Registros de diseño
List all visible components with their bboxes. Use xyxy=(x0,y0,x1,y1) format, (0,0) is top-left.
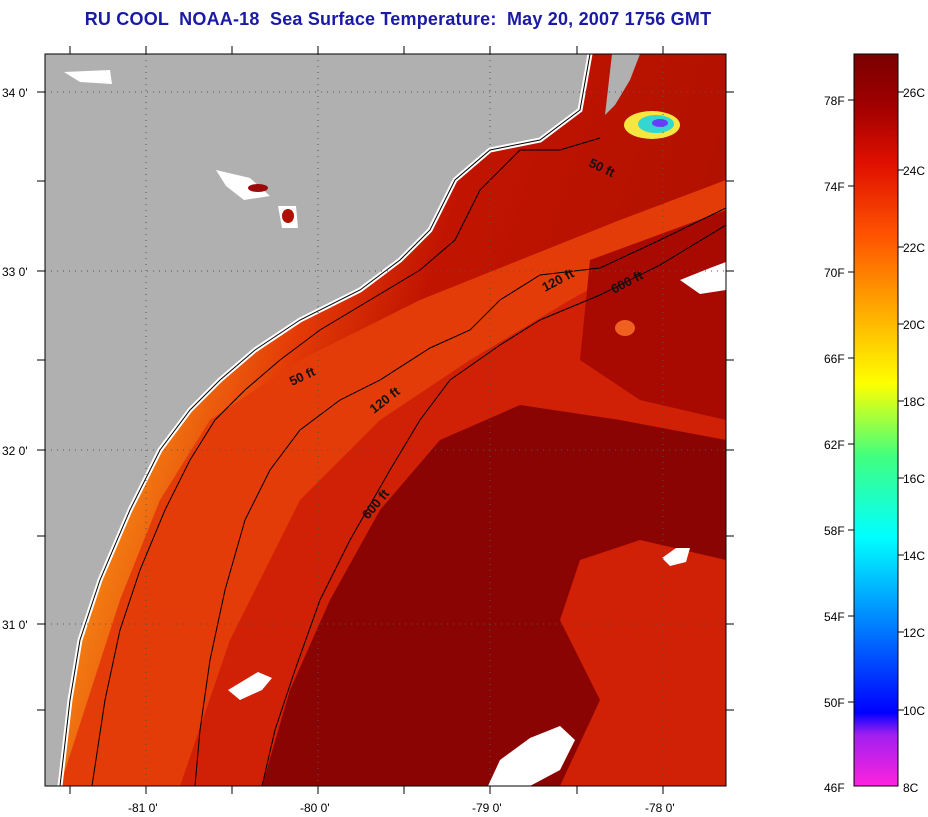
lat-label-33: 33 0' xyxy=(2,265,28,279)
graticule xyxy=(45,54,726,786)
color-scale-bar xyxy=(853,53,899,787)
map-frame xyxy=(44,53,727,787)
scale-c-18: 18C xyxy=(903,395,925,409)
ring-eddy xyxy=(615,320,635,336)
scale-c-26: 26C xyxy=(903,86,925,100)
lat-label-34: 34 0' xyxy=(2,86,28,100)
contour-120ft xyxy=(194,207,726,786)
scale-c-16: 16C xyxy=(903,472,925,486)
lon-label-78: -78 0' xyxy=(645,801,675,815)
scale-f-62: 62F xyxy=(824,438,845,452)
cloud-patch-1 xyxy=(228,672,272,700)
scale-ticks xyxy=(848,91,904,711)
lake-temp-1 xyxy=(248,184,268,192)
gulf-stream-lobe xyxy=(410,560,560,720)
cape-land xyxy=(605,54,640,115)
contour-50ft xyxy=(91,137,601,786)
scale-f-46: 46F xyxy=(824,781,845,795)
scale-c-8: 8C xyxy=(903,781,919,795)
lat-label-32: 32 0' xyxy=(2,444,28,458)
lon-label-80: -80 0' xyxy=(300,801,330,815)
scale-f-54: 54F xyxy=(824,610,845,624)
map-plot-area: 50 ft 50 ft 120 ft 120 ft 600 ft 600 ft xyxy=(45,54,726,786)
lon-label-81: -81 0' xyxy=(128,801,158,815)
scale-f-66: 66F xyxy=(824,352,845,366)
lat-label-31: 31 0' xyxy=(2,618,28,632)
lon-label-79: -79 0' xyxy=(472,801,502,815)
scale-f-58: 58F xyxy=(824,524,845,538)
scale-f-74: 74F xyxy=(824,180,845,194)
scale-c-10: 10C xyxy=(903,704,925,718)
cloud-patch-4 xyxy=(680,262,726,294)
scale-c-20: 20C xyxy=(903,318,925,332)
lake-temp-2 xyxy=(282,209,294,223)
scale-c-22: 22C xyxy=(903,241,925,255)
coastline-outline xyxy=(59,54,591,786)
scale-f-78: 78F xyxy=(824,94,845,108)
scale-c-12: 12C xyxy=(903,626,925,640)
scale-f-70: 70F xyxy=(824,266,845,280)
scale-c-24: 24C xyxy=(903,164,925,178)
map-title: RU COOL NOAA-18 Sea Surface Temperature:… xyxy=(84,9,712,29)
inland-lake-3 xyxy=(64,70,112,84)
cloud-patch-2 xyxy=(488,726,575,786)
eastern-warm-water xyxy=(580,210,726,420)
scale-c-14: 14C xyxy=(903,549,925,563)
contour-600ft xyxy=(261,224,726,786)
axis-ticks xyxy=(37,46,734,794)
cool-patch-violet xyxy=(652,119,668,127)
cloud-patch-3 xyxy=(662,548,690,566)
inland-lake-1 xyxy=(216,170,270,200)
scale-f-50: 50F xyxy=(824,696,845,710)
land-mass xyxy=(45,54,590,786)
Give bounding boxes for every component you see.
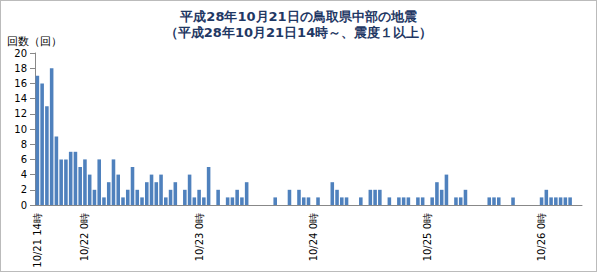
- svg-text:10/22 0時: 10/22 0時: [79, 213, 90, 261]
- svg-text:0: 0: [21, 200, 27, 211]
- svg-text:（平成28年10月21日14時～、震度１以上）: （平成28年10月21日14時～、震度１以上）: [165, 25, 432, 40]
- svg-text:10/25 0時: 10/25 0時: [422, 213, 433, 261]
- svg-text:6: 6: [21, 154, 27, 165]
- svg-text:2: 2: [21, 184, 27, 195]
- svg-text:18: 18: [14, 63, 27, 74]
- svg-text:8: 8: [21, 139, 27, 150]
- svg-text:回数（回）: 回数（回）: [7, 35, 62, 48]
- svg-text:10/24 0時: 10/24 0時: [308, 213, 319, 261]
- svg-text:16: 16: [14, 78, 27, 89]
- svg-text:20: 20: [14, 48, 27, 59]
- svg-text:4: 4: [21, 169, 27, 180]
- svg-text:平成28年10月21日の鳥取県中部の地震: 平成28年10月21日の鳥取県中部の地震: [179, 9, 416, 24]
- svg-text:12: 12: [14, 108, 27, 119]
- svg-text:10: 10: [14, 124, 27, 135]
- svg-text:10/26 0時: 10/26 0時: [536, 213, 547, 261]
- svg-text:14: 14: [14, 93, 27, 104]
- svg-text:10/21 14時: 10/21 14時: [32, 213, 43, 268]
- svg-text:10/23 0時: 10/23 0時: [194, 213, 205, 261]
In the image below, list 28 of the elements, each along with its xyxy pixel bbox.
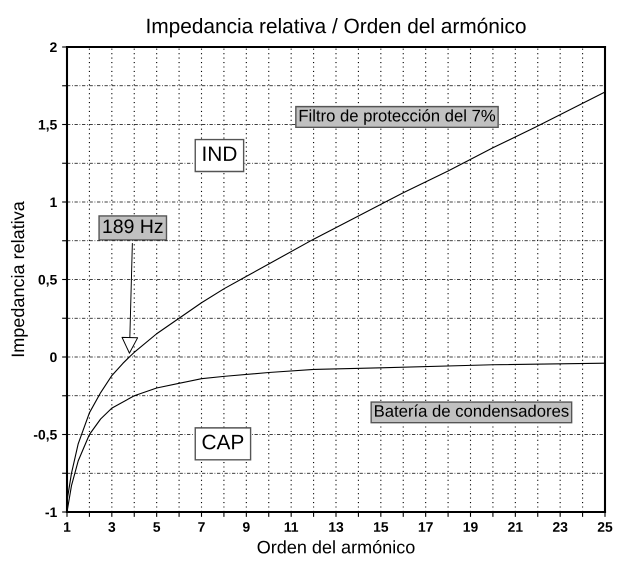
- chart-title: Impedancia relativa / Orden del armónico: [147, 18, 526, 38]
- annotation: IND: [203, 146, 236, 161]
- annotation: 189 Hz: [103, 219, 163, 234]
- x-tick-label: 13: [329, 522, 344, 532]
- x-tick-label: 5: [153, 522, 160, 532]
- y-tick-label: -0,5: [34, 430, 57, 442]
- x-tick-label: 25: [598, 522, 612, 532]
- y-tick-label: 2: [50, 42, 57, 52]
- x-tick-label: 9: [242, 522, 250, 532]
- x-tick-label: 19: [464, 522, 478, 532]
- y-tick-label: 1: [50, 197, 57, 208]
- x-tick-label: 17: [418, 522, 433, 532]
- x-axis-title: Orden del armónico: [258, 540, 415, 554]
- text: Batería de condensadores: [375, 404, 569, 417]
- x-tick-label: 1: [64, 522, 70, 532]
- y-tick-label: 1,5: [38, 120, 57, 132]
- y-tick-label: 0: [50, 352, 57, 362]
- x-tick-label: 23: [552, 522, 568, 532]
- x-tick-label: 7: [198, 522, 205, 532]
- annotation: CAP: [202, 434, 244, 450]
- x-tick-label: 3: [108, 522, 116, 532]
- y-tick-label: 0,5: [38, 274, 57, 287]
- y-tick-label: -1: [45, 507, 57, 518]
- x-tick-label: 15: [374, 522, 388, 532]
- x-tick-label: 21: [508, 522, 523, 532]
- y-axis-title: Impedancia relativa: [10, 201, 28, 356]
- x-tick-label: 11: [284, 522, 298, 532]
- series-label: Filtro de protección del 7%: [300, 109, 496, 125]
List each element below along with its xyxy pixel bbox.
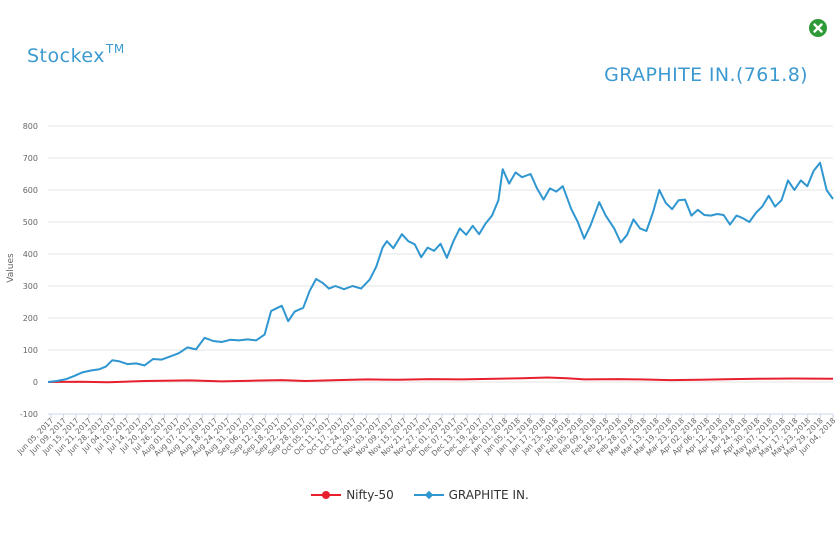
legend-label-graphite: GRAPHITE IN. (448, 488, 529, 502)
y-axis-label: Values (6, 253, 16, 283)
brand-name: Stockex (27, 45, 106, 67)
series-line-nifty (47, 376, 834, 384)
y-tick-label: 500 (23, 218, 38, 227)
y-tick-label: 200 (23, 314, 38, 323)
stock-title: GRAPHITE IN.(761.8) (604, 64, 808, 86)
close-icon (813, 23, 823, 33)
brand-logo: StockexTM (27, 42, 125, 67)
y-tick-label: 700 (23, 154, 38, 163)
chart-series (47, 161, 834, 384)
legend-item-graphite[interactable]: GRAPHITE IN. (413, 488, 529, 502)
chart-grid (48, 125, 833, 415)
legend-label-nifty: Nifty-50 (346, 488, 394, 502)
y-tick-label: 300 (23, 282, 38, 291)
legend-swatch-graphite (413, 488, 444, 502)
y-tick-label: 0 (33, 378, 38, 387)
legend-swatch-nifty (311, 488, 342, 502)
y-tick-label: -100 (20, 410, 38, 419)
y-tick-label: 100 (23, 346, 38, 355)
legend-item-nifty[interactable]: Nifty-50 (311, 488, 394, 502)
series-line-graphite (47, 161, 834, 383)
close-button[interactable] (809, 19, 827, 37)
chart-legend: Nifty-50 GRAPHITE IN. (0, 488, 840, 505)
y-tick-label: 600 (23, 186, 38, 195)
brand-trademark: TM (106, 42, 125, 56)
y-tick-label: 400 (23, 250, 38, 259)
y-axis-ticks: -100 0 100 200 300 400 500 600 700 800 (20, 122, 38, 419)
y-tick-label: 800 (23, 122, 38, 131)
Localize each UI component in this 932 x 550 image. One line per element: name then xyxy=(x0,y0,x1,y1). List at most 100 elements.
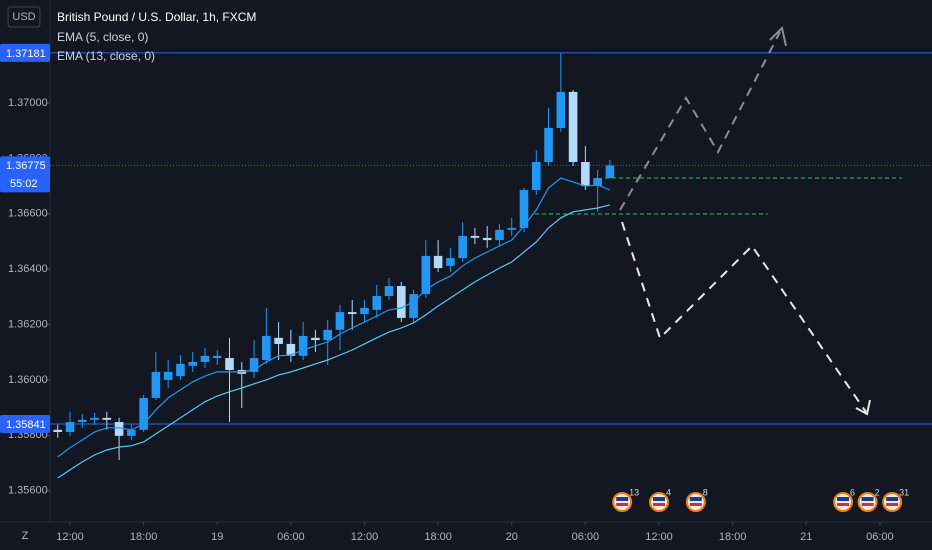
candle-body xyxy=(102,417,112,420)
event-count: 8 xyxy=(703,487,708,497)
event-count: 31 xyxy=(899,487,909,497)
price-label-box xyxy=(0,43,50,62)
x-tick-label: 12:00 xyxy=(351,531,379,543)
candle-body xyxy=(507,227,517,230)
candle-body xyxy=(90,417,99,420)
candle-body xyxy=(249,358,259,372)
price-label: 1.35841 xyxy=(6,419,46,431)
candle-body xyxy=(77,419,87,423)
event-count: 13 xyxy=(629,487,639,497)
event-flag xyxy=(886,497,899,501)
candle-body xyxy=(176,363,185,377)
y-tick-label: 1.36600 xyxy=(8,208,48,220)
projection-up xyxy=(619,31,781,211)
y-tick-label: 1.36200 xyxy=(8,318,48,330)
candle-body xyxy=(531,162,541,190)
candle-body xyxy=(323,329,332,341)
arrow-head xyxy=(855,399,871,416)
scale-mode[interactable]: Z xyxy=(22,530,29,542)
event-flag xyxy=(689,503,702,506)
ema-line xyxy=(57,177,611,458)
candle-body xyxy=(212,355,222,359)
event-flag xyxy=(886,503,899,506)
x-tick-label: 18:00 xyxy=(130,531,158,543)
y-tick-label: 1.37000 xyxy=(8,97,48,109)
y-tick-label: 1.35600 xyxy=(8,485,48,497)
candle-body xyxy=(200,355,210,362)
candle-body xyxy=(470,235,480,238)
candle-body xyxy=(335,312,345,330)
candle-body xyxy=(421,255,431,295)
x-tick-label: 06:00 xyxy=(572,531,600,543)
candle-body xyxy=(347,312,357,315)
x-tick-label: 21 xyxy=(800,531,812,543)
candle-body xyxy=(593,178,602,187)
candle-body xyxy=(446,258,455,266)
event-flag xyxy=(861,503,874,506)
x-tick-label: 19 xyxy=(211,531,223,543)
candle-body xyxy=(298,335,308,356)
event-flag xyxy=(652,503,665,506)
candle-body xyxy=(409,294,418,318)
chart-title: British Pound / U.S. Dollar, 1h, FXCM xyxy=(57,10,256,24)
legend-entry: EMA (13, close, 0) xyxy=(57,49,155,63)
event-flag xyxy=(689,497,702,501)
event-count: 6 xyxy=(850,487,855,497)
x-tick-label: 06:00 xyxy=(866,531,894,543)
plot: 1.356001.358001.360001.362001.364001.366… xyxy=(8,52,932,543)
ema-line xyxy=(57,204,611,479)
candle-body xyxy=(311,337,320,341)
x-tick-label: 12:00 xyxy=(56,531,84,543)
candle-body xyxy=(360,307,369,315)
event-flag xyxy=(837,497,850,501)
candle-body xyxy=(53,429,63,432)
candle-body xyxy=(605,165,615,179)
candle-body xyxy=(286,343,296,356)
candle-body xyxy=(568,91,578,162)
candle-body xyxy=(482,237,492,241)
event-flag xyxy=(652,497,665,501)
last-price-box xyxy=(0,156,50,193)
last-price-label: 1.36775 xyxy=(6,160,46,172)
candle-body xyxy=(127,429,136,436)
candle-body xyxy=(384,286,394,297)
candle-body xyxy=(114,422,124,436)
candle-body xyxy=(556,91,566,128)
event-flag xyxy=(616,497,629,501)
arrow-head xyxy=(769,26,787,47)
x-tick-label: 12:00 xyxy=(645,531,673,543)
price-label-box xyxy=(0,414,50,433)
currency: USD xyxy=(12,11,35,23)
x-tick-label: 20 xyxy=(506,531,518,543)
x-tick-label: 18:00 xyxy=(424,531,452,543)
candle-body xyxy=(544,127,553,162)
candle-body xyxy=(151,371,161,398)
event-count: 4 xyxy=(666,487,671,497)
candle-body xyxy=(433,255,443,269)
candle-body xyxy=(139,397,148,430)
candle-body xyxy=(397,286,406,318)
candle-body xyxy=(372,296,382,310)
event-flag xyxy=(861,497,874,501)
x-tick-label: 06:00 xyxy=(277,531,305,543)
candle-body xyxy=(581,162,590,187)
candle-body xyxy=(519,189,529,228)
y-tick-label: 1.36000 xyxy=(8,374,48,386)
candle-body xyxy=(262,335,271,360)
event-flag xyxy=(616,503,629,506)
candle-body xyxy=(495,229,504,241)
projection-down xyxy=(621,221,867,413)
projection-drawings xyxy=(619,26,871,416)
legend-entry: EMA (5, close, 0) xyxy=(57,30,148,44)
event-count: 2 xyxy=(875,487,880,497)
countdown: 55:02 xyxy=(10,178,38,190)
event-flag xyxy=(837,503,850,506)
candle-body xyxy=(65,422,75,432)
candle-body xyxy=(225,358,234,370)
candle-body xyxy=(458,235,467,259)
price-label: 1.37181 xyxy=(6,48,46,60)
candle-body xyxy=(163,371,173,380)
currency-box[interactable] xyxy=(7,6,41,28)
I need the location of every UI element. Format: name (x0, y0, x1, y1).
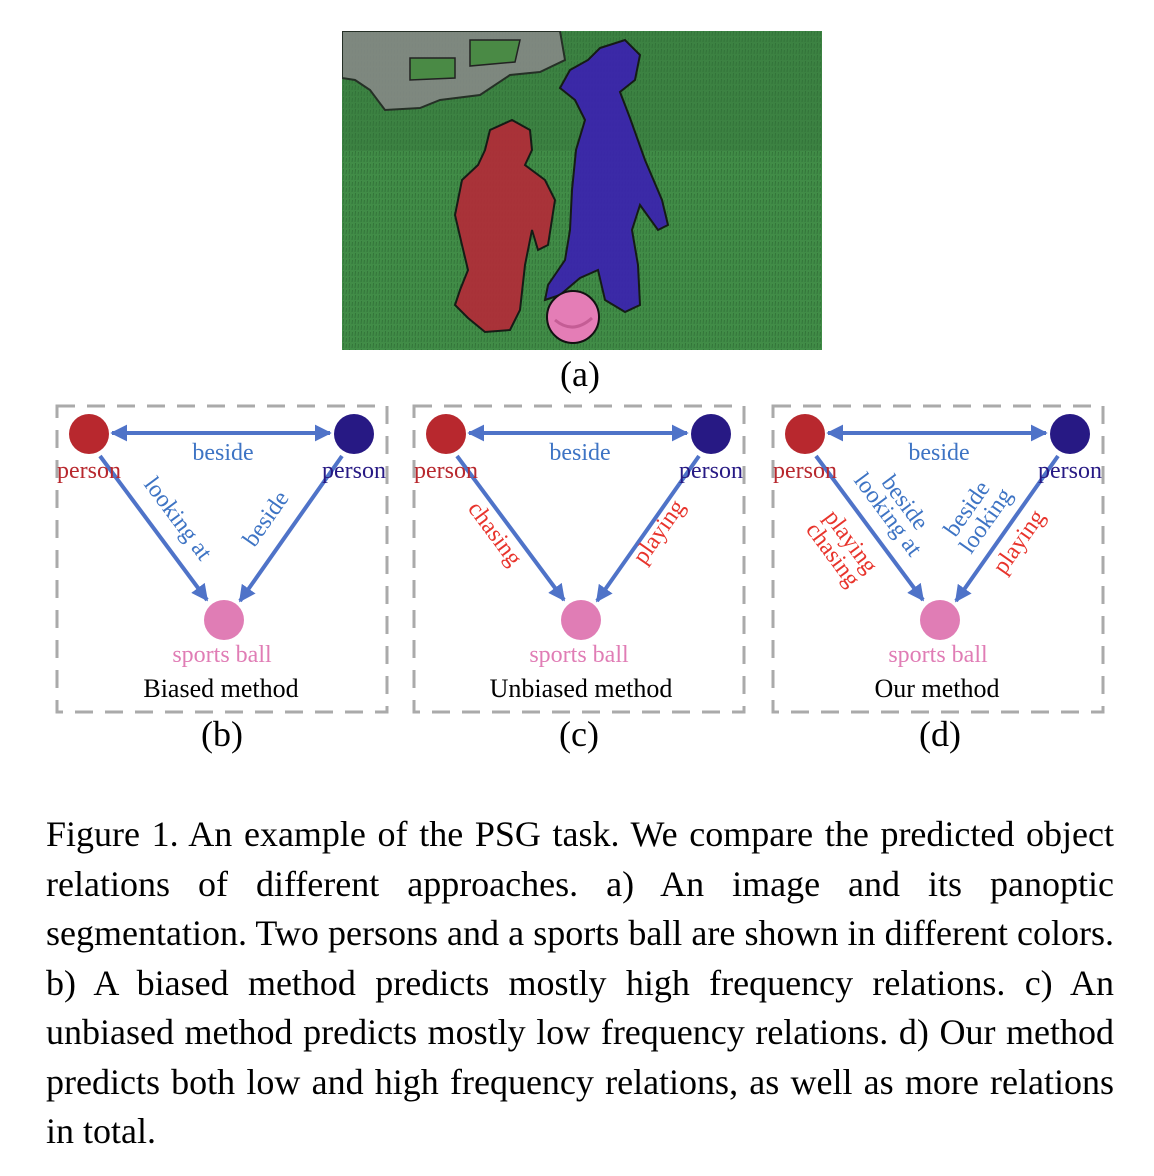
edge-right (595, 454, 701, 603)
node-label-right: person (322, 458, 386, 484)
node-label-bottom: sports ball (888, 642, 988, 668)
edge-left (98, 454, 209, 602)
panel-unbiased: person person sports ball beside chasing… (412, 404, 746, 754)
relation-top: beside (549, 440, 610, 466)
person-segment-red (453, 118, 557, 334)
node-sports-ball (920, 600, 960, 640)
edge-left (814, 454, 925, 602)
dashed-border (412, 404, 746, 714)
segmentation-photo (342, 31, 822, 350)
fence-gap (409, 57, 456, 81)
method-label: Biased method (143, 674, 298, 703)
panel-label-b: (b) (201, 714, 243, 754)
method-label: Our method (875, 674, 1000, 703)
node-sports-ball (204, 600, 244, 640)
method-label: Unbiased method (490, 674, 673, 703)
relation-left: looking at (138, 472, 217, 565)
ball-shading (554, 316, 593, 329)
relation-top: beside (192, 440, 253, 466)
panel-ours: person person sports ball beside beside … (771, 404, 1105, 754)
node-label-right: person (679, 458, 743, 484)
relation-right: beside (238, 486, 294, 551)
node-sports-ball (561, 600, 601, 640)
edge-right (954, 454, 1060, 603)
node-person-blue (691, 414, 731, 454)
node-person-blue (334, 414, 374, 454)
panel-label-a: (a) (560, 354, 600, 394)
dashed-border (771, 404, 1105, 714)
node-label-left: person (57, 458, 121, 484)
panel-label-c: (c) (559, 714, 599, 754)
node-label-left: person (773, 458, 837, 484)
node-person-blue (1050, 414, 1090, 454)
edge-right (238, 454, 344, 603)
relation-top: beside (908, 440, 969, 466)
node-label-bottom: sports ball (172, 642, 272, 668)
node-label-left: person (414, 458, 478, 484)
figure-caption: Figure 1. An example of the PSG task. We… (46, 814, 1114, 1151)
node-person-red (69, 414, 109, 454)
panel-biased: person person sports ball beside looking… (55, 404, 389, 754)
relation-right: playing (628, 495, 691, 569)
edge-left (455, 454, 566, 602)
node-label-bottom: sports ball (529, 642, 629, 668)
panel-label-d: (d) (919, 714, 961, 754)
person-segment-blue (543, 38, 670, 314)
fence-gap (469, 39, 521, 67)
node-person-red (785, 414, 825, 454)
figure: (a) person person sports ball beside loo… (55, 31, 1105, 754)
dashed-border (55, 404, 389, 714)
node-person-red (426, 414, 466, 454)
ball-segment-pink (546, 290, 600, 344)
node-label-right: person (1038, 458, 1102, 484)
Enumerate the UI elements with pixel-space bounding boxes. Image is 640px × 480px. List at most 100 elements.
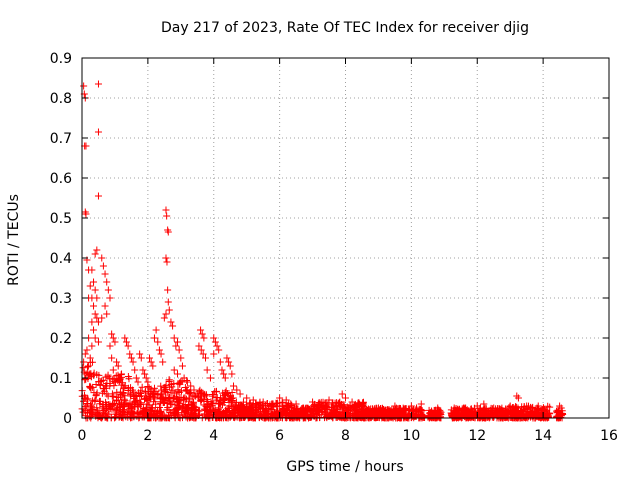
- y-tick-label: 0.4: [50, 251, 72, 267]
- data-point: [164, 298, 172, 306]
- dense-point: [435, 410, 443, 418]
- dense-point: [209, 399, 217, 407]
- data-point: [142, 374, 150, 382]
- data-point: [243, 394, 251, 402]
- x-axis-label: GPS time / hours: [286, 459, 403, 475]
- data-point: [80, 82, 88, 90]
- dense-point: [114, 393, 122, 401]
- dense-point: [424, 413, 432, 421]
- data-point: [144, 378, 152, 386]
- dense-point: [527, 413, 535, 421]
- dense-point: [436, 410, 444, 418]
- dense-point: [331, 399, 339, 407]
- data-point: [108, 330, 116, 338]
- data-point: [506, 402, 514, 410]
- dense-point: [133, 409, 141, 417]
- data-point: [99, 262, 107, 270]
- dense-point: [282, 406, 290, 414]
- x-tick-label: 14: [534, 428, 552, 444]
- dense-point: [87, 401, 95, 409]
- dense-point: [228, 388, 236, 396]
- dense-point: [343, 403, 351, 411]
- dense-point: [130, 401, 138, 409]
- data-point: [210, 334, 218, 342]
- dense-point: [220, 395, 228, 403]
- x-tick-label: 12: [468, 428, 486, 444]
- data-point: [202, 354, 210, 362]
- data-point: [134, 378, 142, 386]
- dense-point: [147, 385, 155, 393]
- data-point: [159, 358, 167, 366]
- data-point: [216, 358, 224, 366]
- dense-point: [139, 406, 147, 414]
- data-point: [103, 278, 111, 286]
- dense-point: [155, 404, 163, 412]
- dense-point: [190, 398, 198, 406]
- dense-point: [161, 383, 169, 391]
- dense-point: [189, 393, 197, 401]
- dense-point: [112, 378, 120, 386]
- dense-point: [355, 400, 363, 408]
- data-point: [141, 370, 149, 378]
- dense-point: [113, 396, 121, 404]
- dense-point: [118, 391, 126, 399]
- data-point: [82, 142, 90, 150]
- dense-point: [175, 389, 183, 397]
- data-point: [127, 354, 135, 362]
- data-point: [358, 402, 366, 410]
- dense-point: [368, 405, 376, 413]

## OBJETIVO DEL EJERCICIO
Extrae de las entradas anteriores cada línea en la que aparezca la cadena "pixel".

## RESPUESTA ESCRITA
In the image below, list 28 of the elements, each along with its xyxy pixel bbox.
List each element below along with its xyxy pixel bbox.
Enumerate the UI elements with pixel-space bounding boxes. Image is 640px × 480px. List at most 100 elements.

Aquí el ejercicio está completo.